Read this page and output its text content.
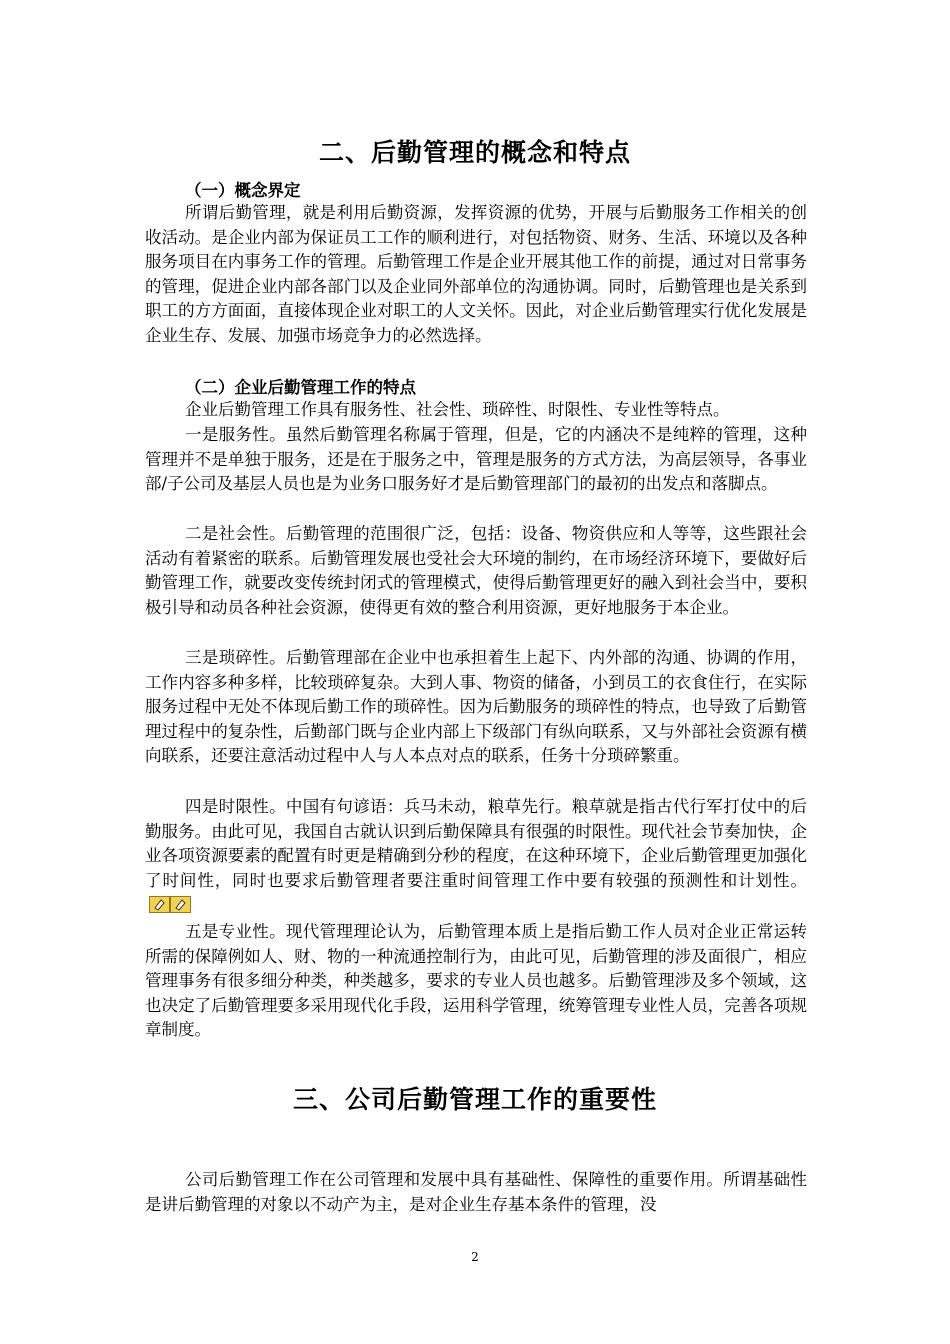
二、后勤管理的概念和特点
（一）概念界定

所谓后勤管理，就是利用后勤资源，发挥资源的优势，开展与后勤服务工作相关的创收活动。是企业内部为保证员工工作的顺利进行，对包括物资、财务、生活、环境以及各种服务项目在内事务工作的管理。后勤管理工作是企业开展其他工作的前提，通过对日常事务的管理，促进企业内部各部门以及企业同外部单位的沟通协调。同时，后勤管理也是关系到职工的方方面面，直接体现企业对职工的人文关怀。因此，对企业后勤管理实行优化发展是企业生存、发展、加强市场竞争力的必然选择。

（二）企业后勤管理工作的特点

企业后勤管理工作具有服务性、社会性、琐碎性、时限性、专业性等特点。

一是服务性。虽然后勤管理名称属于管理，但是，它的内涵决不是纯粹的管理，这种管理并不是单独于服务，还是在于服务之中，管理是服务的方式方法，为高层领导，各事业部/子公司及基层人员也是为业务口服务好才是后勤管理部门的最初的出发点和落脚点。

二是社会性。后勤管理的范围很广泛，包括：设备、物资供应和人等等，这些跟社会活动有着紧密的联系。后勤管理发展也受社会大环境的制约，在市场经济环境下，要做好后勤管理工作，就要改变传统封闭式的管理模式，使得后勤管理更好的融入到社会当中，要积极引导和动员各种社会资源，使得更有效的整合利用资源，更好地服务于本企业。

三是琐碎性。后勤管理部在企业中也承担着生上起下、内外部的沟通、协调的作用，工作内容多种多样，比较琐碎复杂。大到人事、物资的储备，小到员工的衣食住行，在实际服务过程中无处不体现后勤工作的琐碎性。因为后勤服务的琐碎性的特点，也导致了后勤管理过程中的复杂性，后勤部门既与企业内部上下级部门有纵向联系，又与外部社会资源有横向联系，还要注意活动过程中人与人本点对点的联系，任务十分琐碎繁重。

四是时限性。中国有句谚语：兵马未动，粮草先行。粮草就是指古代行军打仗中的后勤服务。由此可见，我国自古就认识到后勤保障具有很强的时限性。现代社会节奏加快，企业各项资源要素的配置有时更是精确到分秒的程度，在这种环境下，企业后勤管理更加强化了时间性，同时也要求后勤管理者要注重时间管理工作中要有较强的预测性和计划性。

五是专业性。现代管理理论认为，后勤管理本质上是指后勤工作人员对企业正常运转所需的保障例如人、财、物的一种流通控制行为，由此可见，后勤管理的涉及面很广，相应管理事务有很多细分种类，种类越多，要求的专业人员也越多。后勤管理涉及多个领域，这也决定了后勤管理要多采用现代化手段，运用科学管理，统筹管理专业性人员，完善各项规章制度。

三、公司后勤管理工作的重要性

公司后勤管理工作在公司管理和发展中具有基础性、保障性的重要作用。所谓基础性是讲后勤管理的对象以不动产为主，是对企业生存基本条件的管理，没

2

**What is needed**
Retype each line of the listing above word for word. Exclude the pictures.

**Worked answer**
Read this page and output its text content.
二、后勤管理的概念和特点
（一）概念界定

所谓后勤管理，就是利用后勤资源，发挥资源的优势，开展与后勤服务工作相关的创收活动。是企业内部为保证员工工作的顺利进行，对包括物资、财务、生活、环境以及各种服务项目在内事务工作的管理。后勤管理工作是企业开展其他工作的前提，通过对日常事务的管理，促进企业内部各部门以及企业同外部单位的沟通协调。同时，后勤管理也是关系到职工的方方面面，直接体现企业对职工的人文关怀。因此，对企业后勤管理实行优化发展是企业生存、发展、加强市场竞争力的必然选择。

（二）企业后勤管理工作的特点

企业后勤管理工作具有服务性、社会性、琐碎性、时限性、专业性等特点。

一是服务性。虽然后勤管理名称属于管理，但是，它的内涵决不是纯粹的管理，这种管理并不是单独于服务，还是在于服务之中，管理是服务的方式方法，为高层领导，各事业部/子公司及基层人员也是为业务口服务好才是后勤管理部门的最初的出发点和落脚点。

二是社会性。后勤管理的范围很广泛，包括：设备、物资供应和人等等，这些跟社会活动有着紧密的联系。后勤管理发展也受社会大环境的制约，在市场经济环境下，要做好后勤管理工作，就要改变传统封闭式的管理模式，使得后勤管理更好的融入到社会当中，要积极引导和动员各种社会资源，使得更有效的整合利用资源，更好地服务于本企业。

三是琐碎性。后勤管理部在企业中也承担着生上起下、内外部的沟通、协调的作用，工作内容多种多样，比较琐碎复杂。大到人事、物资的储备，小到员工的衣食住行，在实际服务过程中无处不体现后勤工作的琐碎性。因为后勤服务的琐碎性的特点，也导致了后勤管理过程中的复杂性，后勤部门既与企业内部上下级部门有纵向联系，又与外部社会资源有横向联系，还要注意活动过程中人与人本点对点的联系，任务十分琐碎繁重。

四是时限性。中国有句谚语：兵马未动，粮草先行。粮草就是指古代行军打仗中的后勤服务。由此可见，我国自古就认识到后勤保障具有很强的时限性。现代社会节奏加快，企业各项资源要素的配置有时更是精确到分秒的程度，在这种环境下，企业后勤管理更加强化了时间性，同时也要求后勤管理者要注重时间管理工作中要有较强的预测性和计划性。

五是专业性。现代管理理论认为，后勤管理本质上是指后勤工作人员对企业正常运转所需的保障例如人、财、物的一种流通控制行为，由此可见，后勤管理的涉及面很广，相应管理事务有很多细分种类，种类越多，要求的专业人员也越多。后勤管理涉及多个领域，这也决定了后勤管理要多采用现代化手段，运用科学管理，统筹管理专业性人员，完善各项规章制度。

三、公司后勤管理工作的重要性

公司后勤管理工作在公司管理和发展中具有基础性、保障性的重要作用。所谓基础性是讲后勤管理的对象以不动产为主，是对企业生存基本条件的管理，没

2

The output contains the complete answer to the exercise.